■ WHAT TO PRODUCE ■
List all lines in the material below that contain "trending".
** BEGIN RECORDS FOR THIS EXERCISE **
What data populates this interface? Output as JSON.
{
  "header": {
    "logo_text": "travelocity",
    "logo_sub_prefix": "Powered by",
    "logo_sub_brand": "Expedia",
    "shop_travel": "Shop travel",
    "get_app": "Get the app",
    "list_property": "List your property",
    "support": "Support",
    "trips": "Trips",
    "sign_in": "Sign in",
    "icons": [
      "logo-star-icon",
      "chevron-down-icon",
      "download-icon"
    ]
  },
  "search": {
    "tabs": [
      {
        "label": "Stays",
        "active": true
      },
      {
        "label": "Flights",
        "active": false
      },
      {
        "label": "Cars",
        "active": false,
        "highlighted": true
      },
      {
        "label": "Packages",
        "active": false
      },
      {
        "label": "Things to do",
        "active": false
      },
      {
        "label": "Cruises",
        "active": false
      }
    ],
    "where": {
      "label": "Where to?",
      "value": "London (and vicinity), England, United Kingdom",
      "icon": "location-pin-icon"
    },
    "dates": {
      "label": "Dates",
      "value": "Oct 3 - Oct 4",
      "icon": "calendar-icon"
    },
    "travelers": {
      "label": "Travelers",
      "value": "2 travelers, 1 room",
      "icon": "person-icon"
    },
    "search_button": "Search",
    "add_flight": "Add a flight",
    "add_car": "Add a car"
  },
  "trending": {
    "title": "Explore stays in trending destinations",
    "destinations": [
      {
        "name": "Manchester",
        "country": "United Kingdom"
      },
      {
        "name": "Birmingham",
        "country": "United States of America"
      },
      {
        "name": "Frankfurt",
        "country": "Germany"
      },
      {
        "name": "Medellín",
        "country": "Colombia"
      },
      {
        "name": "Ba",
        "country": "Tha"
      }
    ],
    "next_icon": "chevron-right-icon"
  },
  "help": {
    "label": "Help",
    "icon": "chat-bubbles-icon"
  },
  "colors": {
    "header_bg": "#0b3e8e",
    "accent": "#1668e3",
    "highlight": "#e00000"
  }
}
** END RECORDS FOR THIS EXERCISE **
** BEGIN RECORDS FOR THIS EXERCISE **
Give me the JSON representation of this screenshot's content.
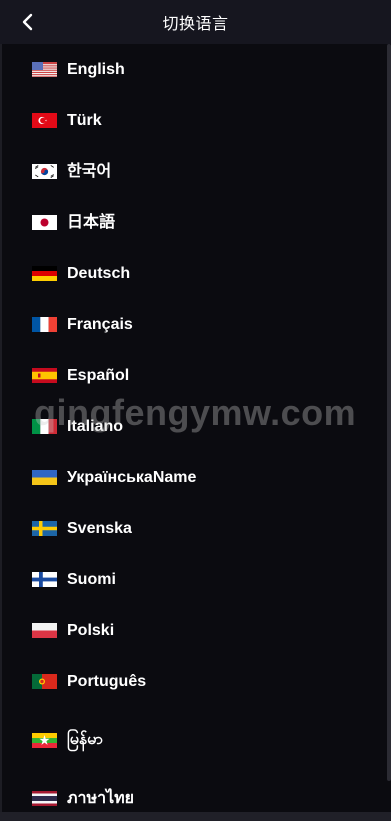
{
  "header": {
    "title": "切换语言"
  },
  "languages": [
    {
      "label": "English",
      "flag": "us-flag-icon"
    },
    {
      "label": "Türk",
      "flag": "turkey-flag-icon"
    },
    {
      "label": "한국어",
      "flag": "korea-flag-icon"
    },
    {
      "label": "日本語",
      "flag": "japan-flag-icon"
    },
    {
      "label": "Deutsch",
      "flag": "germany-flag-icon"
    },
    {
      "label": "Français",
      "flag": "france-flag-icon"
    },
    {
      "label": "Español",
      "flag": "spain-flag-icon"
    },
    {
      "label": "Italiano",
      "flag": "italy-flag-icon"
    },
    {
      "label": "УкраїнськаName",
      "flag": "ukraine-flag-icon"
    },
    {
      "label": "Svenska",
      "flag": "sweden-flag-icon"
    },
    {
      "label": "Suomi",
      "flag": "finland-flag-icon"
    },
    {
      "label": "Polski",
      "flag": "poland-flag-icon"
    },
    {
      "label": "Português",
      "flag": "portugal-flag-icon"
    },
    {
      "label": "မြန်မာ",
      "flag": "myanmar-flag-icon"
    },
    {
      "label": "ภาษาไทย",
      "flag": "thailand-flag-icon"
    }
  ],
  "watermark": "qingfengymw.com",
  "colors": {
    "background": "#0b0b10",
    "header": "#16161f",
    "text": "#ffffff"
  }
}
** END RECORDS FOR THIS EXERCISE **
■ ANSWER TO THIS PROBLEM ■
  "trending": {
    "title": "Explore stays in trending destinations",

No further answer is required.